- _REQUIRED TASKS_
- 1) Print the part of the streaming engines article from "In the end, we" up to and including "mission-critical streaming engines.".
- 2) Carry on the streaming engines article from the point where it stops.

Are Streaming Engines lying to you too?
Do you have a use case where you need to process streams of events in real-time and perform temporal analytics where recent events are more relevant than earlier ones?
If so, perhaps you have heard of streaming engines like Flink, Apache Spark, or Kafka Streams. These systems allow you to compute what are known as continuous queries in the form of sliding window aggregations.
Generically, these queries can be defined as a function (aggregator) applied to a collection of data points which change over time as events from a stream enter and leave a window:
These aggregations are rather popular today and their usage is very widespread. Examples include calculating the most popular hashtag in Twitter for trending purposes, IoT analytics or fraud detection.
Have you ever tried to use one of these engines only to find they don’t quite address your problem?
They come in different flavours. Some are in-memory engines and promise low latency at the cost of higher memory consumption but don’t scale. Others promise scalability at the cost of restricting the type of aggregations you want to do.
Choosing a streaming engine is hard! You know it, we know it. It is a fact.
In the end, we just want our metrics to be calculated accurately, quickly, and in a scalable system for our use case. Turns out that choosing a streaming engine is hard! You know it, we know it. It is a fact.
Why talk about this?
At Feedzai we develop real-time fraud detection systems using AI. To be as effective as possible we need to have up-to-date historical data informing our models and rules at every moment. We use sliding window aggregations for this purpose. As you can imagine we also have a streaming engine component as part of our solution which has some challenging requirements:
- Low latencies even at high percentiles (<250ms @ 99.9%);
- Accurate metrics event by event;
And more recently:
- Distributed, scalable and fault-tolerant.
Or what we call the LAD requirements for mission-critical streaming engines.
Recently in the Systems Research team at Feedzai, we were tasked with overhauling our streaming component which is over 10 years old and not distributed (only LA in the LAD definition).
This is one of its biggest limitations so our first instinct was to replace it with a modern distributed streaming engine that met our criteria. Surprisingly, existing engines are not silver bullets and as a result, they can’t meet our criteria despite promising to do so.
In this blog post, we will dive a little deeper into why.
Not every window is born the same way
Depending on your use case you may want to use different types of window slides. There are 3 main types.
- Sliding Windows: As shown in the animation above, these windows slide per event/time unit and are the most frequently thought of and intuitive ones from a business perspective.
- Stepping Windows: Also known as hopping windows, these windows slide every x events/time units instead of every event. These hops mark when a window will be evaluated. I.e: a 10-second window with a 1-second hop means that you will get an updated aggregate value every second, instead of at every event. These are the most commonly found windows in popular streaming engines.

Lines of data

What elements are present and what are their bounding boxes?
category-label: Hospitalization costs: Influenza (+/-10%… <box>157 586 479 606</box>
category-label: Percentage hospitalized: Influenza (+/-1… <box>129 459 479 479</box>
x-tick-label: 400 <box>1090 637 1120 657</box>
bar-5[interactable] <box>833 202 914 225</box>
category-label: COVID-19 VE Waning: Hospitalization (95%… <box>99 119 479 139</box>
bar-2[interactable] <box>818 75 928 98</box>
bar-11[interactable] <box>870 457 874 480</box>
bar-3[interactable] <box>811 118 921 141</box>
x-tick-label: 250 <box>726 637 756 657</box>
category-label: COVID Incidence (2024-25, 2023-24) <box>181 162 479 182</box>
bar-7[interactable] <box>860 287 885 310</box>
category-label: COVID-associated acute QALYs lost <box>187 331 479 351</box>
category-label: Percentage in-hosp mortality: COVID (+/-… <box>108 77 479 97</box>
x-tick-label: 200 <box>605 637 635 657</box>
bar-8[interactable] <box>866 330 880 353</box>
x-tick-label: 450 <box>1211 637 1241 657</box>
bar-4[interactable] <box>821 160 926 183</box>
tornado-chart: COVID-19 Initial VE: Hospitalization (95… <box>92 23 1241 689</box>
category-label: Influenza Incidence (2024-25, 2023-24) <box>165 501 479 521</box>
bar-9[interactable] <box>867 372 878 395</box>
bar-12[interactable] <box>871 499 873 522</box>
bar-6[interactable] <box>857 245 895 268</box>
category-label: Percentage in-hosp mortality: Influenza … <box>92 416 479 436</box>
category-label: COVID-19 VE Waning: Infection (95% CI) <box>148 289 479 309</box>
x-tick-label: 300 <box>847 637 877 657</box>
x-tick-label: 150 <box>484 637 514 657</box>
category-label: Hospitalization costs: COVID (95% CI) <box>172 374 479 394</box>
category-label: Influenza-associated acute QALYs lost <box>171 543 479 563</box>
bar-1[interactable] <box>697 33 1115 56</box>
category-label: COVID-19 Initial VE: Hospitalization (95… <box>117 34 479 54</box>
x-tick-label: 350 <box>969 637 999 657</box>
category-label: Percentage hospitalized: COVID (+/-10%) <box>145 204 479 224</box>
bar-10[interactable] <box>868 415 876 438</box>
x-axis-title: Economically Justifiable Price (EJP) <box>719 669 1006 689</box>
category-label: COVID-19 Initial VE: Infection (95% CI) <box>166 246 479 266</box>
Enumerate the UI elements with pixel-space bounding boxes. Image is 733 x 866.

...

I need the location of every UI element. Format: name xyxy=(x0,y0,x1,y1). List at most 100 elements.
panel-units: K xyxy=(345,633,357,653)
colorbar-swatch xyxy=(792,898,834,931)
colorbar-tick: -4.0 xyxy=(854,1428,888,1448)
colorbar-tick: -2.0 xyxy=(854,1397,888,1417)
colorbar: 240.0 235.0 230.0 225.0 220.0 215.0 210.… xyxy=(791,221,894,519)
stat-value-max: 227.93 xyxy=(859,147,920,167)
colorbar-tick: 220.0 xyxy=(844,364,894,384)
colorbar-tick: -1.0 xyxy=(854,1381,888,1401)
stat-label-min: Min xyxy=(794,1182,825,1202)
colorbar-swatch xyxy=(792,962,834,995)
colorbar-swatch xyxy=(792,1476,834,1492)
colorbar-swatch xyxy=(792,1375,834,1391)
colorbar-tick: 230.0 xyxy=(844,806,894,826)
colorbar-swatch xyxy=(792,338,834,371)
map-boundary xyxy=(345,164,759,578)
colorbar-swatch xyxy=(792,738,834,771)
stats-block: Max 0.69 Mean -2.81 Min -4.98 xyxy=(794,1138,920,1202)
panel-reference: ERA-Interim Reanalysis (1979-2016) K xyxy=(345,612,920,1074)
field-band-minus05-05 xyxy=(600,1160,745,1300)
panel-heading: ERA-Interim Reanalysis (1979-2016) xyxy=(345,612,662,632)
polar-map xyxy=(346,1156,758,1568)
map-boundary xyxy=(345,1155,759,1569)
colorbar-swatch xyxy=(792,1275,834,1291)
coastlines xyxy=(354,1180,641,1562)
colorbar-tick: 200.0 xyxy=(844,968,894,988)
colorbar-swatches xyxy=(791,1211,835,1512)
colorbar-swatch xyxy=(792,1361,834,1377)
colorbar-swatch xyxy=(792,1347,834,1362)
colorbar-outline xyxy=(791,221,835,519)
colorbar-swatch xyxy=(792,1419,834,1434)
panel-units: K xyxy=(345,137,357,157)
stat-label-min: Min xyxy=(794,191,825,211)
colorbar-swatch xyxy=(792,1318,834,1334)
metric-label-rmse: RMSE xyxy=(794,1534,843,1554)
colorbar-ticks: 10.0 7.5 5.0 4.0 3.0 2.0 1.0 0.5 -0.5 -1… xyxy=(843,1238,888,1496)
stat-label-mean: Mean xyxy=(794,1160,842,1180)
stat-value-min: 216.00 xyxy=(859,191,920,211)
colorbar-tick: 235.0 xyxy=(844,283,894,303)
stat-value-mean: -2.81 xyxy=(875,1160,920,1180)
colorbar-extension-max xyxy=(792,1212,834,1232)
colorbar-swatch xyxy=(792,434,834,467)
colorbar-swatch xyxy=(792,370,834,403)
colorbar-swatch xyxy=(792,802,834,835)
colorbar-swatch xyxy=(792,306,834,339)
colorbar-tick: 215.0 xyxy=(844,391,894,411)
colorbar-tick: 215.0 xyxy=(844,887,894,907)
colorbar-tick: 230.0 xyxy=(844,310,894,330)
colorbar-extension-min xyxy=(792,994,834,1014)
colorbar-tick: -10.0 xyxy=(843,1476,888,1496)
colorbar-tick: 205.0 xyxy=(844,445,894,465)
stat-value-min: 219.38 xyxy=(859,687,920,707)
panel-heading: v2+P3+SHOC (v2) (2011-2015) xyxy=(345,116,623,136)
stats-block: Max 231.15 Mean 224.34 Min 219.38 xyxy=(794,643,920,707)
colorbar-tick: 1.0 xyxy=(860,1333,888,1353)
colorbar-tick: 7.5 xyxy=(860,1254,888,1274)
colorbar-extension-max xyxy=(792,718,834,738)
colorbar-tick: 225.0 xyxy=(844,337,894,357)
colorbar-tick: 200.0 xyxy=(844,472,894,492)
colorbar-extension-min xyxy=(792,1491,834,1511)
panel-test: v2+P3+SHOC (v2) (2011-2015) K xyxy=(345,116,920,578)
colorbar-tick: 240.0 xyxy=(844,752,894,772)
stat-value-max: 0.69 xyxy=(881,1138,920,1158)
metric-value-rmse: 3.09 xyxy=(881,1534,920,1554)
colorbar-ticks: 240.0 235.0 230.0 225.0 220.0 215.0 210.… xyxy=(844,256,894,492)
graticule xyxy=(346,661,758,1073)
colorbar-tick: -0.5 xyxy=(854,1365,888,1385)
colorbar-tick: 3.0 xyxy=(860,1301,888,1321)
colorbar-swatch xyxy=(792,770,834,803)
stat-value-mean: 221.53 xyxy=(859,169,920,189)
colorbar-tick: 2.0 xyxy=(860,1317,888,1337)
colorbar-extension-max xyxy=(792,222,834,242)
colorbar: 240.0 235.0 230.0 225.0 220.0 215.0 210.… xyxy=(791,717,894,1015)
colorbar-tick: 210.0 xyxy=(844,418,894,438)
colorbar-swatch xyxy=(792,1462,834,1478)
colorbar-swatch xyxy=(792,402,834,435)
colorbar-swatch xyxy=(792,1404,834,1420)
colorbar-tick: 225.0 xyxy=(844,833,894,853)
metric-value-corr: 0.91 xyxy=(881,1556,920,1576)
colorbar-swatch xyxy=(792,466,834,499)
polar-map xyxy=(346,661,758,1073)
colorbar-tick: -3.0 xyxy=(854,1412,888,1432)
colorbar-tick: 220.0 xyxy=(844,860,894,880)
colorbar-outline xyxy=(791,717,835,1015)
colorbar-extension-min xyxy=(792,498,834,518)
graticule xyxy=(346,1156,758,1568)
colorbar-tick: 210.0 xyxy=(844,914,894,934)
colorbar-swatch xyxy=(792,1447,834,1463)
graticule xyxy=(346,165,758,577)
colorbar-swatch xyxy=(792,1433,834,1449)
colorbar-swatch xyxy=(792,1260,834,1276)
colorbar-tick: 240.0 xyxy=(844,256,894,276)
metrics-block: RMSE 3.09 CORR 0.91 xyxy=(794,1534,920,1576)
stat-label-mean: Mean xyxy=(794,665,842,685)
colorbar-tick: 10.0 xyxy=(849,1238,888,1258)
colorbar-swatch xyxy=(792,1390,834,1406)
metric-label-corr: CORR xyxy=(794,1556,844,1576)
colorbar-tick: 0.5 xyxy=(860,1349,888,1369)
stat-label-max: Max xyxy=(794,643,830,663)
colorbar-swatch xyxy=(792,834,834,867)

- _ANSWERS TO THE EXERCISE_
- 1)
In the end, we just want our metrics to be calculated accurately, quickly, and in a scalable system for our use case. Turns out that choosing a streaming engine is hard! You know it, we know it. It is a fact.
Why talk about this?
At Feedzai we develop real-time fraud detection systems using AI. To be as effective as possible we need to have up-to-date historical data informing our models and rules at every moment. We use sliding window aggregations for this purpose. As you can imagine we also have a streaming engine component as part of our solution which has some challenging requirements:
- Low latencies even at high percentiles (<250ms @ 99.9%);
- Accurate metrics event by event;
And more recently:
- Distributed, scalable and fault-tolerant.
Or what we call the LAD requirements for mission-critical streaming engines.

- 2)
- Tumbling Windows: These windows are stepping windows taken to the extreme where the hop size is equal to the size of the window, where an event contributes only to one window. These windows are usually useful when you want to reset periodic counters, i.e: Total likes in a blog post in a day, reset every midnight.
Popular streaming engines today claim they have sliding window support but in truth what they really have are stepping windows. Identifying these limitations firsthand when considering a streaming engine can be difficult. A tell-tale sign is checking for wording like hops, steps, or micro-batching when describing sliding windows.
Case in point:
Spark Streaming: https://spark.apache.org/docs/latest/streaming-programming-guide.html#window-operations
“A tell-tale sign to understand if a streaming engine supports real sliding windows is to check for words like hop and step in the documentation on windows.”
Why should you care?
While for most streaming use cases hopping windows are enough, there are use cases which need true sliding windows.
Fraud detection is one such case. These systems make decisions over financial transactions, e.g., by blocking a transaction or raising an alarm when money laundering is suspected.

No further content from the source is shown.